Please print all of the material below, word for word.

**Given data**.
--- start ---
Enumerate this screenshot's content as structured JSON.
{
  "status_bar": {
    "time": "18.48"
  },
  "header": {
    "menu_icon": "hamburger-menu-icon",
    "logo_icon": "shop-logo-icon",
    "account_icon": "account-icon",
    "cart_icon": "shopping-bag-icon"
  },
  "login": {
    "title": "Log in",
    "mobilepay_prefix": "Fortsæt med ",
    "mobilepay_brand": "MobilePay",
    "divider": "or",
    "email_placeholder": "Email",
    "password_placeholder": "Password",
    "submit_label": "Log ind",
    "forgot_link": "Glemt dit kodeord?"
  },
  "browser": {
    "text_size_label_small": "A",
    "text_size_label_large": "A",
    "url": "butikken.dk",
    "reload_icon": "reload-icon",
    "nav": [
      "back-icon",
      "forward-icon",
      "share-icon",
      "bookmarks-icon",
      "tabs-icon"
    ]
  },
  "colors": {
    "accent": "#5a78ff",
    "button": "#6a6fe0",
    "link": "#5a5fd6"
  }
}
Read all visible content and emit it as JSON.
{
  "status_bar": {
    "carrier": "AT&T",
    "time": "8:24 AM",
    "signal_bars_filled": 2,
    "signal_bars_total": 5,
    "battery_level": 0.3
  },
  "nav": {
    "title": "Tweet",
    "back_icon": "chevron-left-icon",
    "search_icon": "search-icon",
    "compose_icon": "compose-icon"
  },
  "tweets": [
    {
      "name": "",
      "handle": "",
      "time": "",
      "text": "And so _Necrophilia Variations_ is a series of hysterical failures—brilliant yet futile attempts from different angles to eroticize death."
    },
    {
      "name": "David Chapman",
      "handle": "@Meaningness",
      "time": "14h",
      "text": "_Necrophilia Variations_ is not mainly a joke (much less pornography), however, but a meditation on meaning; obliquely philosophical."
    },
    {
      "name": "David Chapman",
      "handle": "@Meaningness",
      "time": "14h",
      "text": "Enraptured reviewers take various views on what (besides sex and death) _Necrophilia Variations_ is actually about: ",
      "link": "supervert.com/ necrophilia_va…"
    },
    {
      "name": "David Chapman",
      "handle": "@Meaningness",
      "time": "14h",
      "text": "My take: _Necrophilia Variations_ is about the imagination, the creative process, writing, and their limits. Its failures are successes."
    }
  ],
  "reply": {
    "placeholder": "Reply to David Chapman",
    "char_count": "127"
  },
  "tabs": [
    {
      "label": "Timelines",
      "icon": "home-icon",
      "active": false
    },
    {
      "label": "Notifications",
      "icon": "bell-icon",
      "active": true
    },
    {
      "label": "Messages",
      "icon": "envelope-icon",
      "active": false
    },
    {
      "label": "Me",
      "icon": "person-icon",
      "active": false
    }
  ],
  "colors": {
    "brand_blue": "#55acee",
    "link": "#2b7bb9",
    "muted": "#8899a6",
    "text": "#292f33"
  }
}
--- end ---
**Correct answer**.
Enumerate this screenshot's content as structured JSON.
{
  "status_bar": {
    "time": "18.48"
  },
  "header": {
    "menu_icon": "hamburger-menu-icon",
    "logo_icon": "shop-logo-icon",
    "account_icon": "account-icon",
    "cart_icon": "shopping-bag-icon"
  },
  "login": {
    "title": "Log in",
    "mobilepay_prefix": "Fortsæt med ",
    "mobilepay_brand": "MobilePay",
    "divider": "or",
    "email_placeholder": "Email",
    "password_placeholder": "Password",
    "submit_label": "Log ind",
    "forgot_link": "Glemt dit kodeord?"
  },
  "browser": {
    "text_size_label_small": "A",
    "text_size_label_large": "A",
    "url": "butikken.dk",
    "reload_icon": "reload-icon",
    "nav": [
      "back-icon",
      "forward-icon",
      "share-icon",
      "bookmarks-icon",
      "tabs-icon"
    ]
  },
  "colors": {
    "accent": "#5a78ff",
    "button": "#6a6fe0",
    "link": "#5a5fd6"
  }
}
Read all visible content and emit it as JSON.
{
  "status_bar": {
    "carrier": "AT&T",
    "time": "8:24 AM",
    "signal_bars_filled": 2,
    "signal_bars_total": 5,
    "battery_level": 0.3
  },
  "nav": {
    "title": "Tweet",
    "back_icon": "chevron-left-icon",
    "search_icon": "search-icon",
    "compose_icon": "compose-icon"
  },
  "tweets": [
    {
      "name": "",
      "handle": "",
      "time": "",
      "text": "And so _Necrophilia Variations_ is a series of hysterical failures—brilliant yet futile attempts from different angles to eroticize death."
    },
    {
      "name": "David Chapman",
      "handle": "@Meaningness",
      "time": "14h",
      "text": "_Necrophilia Variations_ is not mainly a joke (much less pornography), however, but a meditation on meaning; obliquely philosophical."
    },
    {
      "name": "David Chapman",
      "handle": "@Meaningness",
      "time": "14h",
      "text": "Enraptured reviewers take various views on what (besides sex and death) _Necrophilia Variations_ is actually about: ",
      "link": "supervert.com/ necrophilia_va…"
    },
    {
      "name": "David Chapman",
      "handle": "@Meaningness",
      "time": "14h",
      "text": "My take: _Necrophilia Variations_ is about the imagination, the creative process, writing, and their limits. Its failures are successes."
    }
  ],
  "reply": {
    "placeholder": "Reply to David Chapman",
    "char_count": "127"
  },
  "tabs": [
    {
      "label": "Timelines",
      "icon": "home-icon",
      "active": false
    },
    {
      "label": "Notifications",
      "icon": "bell-icon",
      "active": true
    },
    {
      "label": "Messages",
      "icon": "envelope-icon",
      "active": false
    },
    {
      "label": "Me",
      "icon": "person-icon",
      "active": false
    }
  ],
  "colors": {
    "brand_blue": "#55acee",
    "link": "#2b7bb9",
    "muted": "#8899a6",
    "text": "#292f33"
  }
}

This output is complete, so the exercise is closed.